Find the lines holding the word "following" and collect them.

┌─ Record extracts

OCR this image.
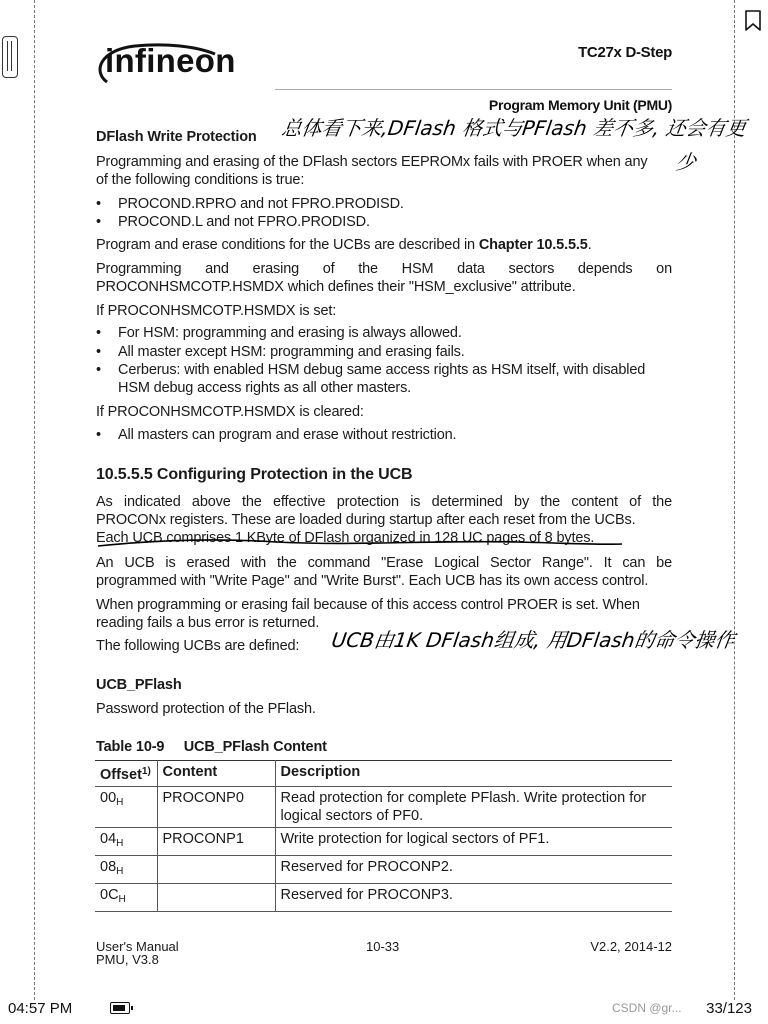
infineon	TC27x D-Step
Program Memory Unit (PMU)
DFlash Write Protection 总体看下来,DFlash 格式与PFlash 差不多, 还会有更
Programming and erasing of the DFlash sectors EEPROMx fails with PROER when any 少
of the following conditions is true:
• PROCOND.RPRO and not FPRO.PRODISD.
• PROCOND.L and not FPRO.PRODISD.
Program and erase conditions for the UCBs are described in Chapter 10.5.5.5.
Programming and erasing of the HSM data sectors depends on
PROCONHSMCOTP.HSMDX which defines their "HSM_exclusive" attribute.
If PROCONHSMCOTP.HSMDX is set:
• For HSM: programming and erasing is always allowed.
• All master except HSM: programming and erasing fails.
• Cerberus: with enabled HSM debug same access rights as HSM itself, with disabled
HSM debug access rights as all other masters.
If PROCONHSMCOTP.HSMDX is cleared:
• All masters can program and erase without restriction.
10.5.5.5 Configuring Protection in the UCB
As indicated above the effective protection is determined by the content of the
PROCONx registers. These are loaded during startup after each reset from the UCBs.
Each UCB comprises 1 KByte of DFlash organized in 128 UC pages of 8 bytes.
An UCB is erased with the command "Erase Logical Sector Range". It can be
programmed with "Write Page" and "Write Burst". Each UCB has its own access control.
When programming or erasing fail because of this access control PROER is set. When
reading fails a bus error is returned.
The following UCBs are defined: UCB由1K DFlash组成, 用DFlash的命令操作
UCB_PFlash
Password protection of the PFlash.
Table 10-9     UCB_PFlash Content
Offset$^{1)}$	Content	Description
$00_H$	PROCONP0	Read protection for complete PFlash. Write protection for logical sectors of PF0.
$04_H$	PROCONP1	Write protection for logical sectors of PF1.
$08_H$		Reserved for PROCONP2.
$0C_H$		Reserved for PROCONP3.
User's Manual
PMU, V3.8
10-33	V2.2, 2014-12
04:57 PM	CSDN @gr... 33/123
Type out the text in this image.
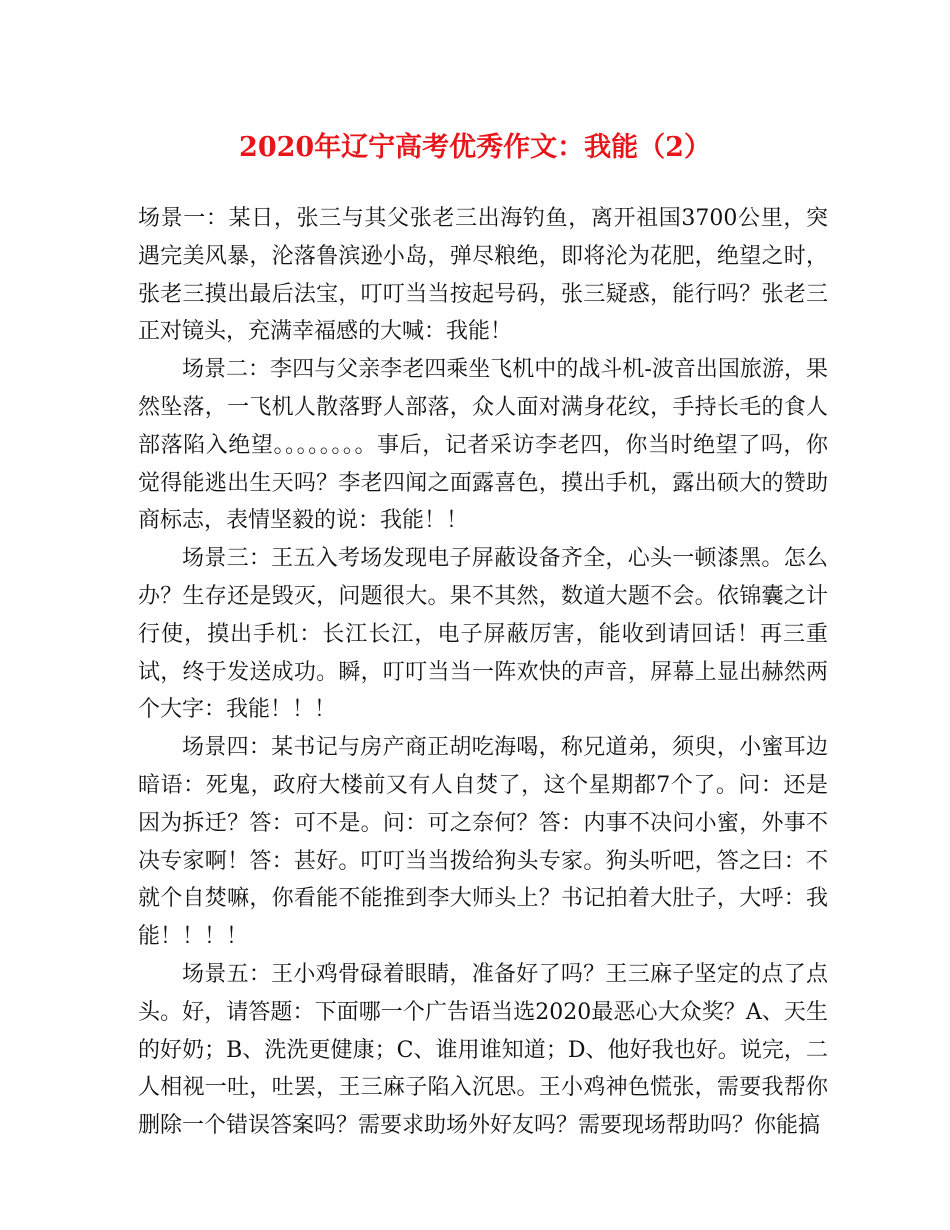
2020年辽宁高考优秀作文：我能（2）

场景一：某日，张三与其父张老三出海钓鱼，离开祖国3700公里，突遇完美风暴，沦落鲁滨逊小岛，弹尽粮绝，即将沦为花肥，绝望之时，张老三摸出最后法宝，叮叮当当按起号码，张三疑惑，能行吗？张老三正对镜头，充满幸福感的大喊：我能！

场景二：李四与父亲李老四乘坐飞机中的战斗机-波音出国旅游，果然坠落，一飞机人散落野人部落，众人面对满身花纹，手持长毛的食人部落陷入绝望。。。。。。。。事后，记者采访李老四，你当时绝望了吗，你觉得能逃出生天吗？李老四闻之面露喜色，摸出手机，露出硕大的赞助商标志，表情坚毅的说：我能！！

场景三：王五入考场发现电子屏蔽设备齐全，心头一顿漆黑。怎么办？生存还是毁灭，问题很大。果不其然，数道大题不会。依锦囊之计行使，摸出手机：长江长江，电子屏蔽厉害，能收到请回话！再三重试，终于发送成功。瞬，叮叮当当一阵欢快的声音，屏幕上显出赫然两个大字：我能！！！

场景四：某书记与房产商正胡吃海喝，称兄道弟，须臾，小蜜耳边暗语：死鬼，政府大楼前又有人自焚了，这个星期都7个了。问：还是因为拆迁？答：可不是。问：可之奈何？答：内事不决问小蜜，外事不决专家啊！答：甚好。叮叮当当拨给狗头专家。狗头听吧，答之曰：不就个自焚嘛，你看能不能推到李大师头上？书记拍着大肚子，大呼：我能！！！！

场景五：王小鸡骨碌着眼睛，准备好了吗？王三麻子坚定的点了点头。好，请答题：下面哪一个广告语当选2020最恶心大众奖？A、天生的好奶；B、洗洗更健康；C、谁用谁知道；D、他好我也好。说完，二人相视一吐，吐罢，王三麻子陷入沉思。王小鸡神色慌张，需要我帮你删除一个错误答案吗？需要求助场外好友吗？需要现场帮助吗？你能搞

└─

**Answer**
of the following conditions is true:
The following UCBs are defined: UCB由1K DFlash组成, 用DFlash的命令操作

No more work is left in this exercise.